— BEGIN Document text —
Adam Hughes Adam Hughes - 3 months ago 12
Python Question

Python regex similar expressions

I have a file with two different types of data I'd like to parse with a regex; however, the data is similar enough that I can't find the correct way to distinguish it.

Some lines in my file are of form:

AED=FRI
AFN=FRI:SAT
AMD=SUN:SAT


Other lines are of form

AED=20180823
AMD=20150914
AMD=20150921


The remaining lines are headers and I'd like to discard them. For example

[HEADER: BUSINESS DATE=20160831]


My solution attempt so far is to match first three capital letters and an equal sign,

r'\b[A-Z]{3}=\b'


but after that I'm not sure how to distinguish between dates (eg 20180823) and days (eg FRI:SAT:SUN).
— END Document text —
— BEGIN Data excerpts —
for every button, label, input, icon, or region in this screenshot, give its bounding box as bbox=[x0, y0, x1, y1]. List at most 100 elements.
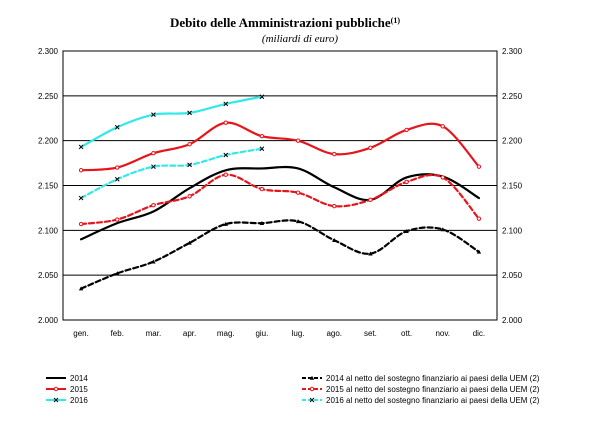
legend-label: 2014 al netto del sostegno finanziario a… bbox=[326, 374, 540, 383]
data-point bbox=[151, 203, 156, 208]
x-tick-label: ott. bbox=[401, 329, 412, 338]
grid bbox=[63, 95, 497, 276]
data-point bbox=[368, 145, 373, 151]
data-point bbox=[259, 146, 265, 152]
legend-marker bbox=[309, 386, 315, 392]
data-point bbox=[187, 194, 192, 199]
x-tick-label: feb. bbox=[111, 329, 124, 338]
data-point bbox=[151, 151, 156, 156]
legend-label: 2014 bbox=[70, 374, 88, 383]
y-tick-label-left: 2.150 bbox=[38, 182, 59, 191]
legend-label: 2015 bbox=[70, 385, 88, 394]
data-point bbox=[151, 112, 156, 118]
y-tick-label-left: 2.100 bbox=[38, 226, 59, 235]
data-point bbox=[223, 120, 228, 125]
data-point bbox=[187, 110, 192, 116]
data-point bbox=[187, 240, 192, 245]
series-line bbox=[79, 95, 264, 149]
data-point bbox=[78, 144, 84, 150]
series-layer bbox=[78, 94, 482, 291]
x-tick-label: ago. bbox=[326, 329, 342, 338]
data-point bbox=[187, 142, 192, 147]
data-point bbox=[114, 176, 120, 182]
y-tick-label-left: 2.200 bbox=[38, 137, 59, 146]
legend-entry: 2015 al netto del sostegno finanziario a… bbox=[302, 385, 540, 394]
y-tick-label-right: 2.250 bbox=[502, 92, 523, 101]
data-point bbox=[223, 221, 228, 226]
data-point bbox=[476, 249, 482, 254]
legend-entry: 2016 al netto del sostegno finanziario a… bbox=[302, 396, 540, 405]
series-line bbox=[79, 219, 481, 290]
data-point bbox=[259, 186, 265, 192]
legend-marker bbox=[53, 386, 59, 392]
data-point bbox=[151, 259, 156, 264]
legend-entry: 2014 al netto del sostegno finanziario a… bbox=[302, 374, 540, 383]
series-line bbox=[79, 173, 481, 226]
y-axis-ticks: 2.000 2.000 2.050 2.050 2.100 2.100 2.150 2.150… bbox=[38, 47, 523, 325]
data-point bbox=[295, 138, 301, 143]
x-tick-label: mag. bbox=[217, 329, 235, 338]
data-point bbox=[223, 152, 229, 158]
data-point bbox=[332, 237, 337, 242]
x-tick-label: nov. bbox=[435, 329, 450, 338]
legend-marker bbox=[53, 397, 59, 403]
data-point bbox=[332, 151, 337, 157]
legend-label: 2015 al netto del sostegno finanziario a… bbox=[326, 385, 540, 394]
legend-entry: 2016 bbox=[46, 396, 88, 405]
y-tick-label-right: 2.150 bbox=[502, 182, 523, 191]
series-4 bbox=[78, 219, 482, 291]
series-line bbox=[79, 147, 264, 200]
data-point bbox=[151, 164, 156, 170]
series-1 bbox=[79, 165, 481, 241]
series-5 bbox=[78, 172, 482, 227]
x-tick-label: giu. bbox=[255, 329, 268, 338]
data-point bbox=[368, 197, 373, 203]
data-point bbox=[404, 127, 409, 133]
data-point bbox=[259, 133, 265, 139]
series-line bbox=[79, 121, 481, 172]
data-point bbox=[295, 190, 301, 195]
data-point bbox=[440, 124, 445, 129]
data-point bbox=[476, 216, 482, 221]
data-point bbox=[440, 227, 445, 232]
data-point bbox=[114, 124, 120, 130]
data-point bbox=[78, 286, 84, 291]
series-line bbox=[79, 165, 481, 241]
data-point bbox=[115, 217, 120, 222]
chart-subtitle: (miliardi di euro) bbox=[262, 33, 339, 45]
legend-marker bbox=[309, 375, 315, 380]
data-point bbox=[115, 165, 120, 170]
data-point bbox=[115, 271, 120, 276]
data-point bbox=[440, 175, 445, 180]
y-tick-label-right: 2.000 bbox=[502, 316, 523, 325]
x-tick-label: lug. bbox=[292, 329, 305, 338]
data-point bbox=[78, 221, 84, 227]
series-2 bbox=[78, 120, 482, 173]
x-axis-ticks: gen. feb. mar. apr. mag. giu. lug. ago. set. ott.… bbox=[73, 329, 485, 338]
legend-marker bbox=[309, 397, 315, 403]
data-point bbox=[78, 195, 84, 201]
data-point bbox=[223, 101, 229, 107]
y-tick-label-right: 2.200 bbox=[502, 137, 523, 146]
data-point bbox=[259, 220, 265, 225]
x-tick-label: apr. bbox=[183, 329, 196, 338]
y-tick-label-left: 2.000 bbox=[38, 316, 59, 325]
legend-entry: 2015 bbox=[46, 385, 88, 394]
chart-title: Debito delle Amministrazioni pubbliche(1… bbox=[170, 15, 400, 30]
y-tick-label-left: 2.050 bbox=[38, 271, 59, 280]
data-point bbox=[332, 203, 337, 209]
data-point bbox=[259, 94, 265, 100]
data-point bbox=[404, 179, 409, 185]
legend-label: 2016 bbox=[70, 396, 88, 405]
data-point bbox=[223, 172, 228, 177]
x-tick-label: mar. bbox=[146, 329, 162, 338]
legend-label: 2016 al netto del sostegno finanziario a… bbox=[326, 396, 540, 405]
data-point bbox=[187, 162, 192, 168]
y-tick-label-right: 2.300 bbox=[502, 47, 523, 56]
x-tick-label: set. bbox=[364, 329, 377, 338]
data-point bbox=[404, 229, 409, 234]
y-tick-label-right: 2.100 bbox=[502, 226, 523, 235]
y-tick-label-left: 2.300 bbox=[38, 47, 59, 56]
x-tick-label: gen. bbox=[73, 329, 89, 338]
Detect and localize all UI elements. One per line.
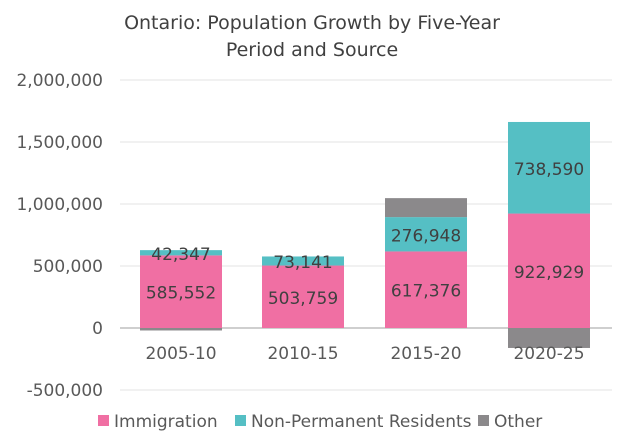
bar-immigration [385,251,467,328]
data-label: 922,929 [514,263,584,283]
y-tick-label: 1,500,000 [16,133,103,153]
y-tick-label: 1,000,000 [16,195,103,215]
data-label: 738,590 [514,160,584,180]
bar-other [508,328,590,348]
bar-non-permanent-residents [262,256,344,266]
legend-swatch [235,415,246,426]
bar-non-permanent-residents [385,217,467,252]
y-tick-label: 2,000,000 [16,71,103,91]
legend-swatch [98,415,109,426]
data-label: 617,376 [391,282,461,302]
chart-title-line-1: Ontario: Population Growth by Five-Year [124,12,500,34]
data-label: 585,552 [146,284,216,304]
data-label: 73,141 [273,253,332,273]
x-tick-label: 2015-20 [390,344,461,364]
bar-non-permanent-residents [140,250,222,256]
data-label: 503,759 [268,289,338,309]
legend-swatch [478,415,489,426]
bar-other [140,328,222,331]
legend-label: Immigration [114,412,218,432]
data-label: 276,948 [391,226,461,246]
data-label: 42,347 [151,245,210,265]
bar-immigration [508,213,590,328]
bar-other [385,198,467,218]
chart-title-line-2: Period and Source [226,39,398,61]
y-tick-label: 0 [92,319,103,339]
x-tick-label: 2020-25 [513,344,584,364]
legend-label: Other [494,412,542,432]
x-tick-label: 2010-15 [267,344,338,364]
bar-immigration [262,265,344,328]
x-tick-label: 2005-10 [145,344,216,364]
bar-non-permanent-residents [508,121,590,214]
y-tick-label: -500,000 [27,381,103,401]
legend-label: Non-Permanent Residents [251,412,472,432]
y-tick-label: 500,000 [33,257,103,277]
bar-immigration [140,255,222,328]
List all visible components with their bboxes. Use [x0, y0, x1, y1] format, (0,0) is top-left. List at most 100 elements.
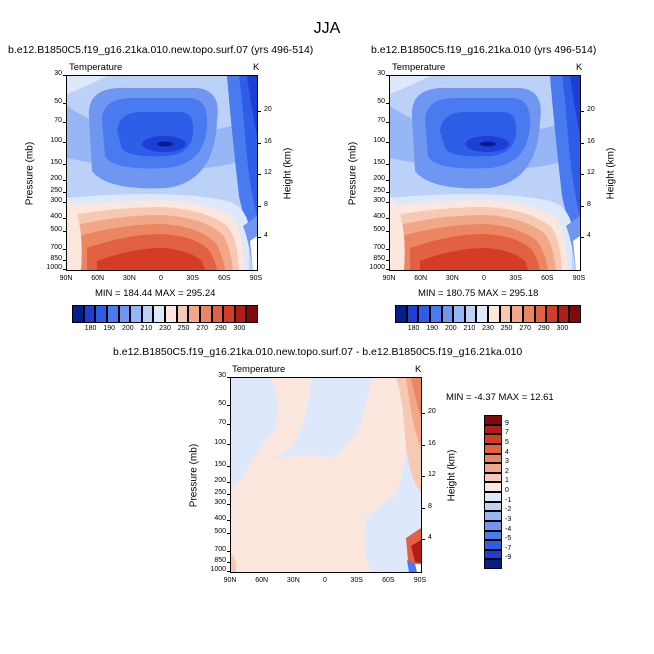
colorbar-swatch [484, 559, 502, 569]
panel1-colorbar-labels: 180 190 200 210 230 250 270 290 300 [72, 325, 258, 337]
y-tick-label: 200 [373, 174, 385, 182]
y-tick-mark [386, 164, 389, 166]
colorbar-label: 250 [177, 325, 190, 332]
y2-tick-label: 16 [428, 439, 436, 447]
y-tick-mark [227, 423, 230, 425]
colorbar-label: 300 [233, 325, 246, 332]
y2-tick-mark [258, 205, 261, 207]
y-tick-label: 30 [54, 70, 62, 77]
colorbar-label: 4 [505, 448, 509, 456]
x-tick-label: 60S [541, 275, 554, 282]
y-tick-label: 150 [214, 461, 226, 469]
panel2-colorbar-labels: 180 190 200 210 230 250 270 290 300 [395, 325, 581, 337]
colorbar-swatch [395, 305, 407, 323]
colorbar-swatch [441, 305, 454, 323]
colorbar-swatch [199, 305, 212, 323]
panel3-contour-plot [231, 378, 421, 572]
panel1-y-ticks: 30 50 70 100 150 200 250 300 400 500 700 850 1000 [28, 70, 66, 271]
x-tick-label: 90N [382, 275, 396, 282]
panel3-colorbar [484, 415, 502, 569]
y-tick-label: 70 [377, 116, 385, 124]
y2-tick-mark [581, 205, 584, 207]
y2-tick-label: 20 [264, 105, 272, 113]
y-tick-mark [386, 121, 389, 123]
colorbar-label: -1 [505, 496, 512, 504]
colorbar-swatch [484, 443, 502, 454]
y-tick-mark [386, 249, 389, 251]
— END Data excerpts —
■ **Parts of the exercise**
1. Copy the stretch of the regex post from "Python regex similar" through "to distinguish it.".
2. In the regex post, what does the poster want to do with the header lines?
Nothing in the listing is needed here.

■ **Solved tasks**
1.
Python regex similar expressions

I have a file with two different types of data I'd like to parse with a regex; however, the data is similar enough that I can't find the correct way to distinguish it.

2. Discard them.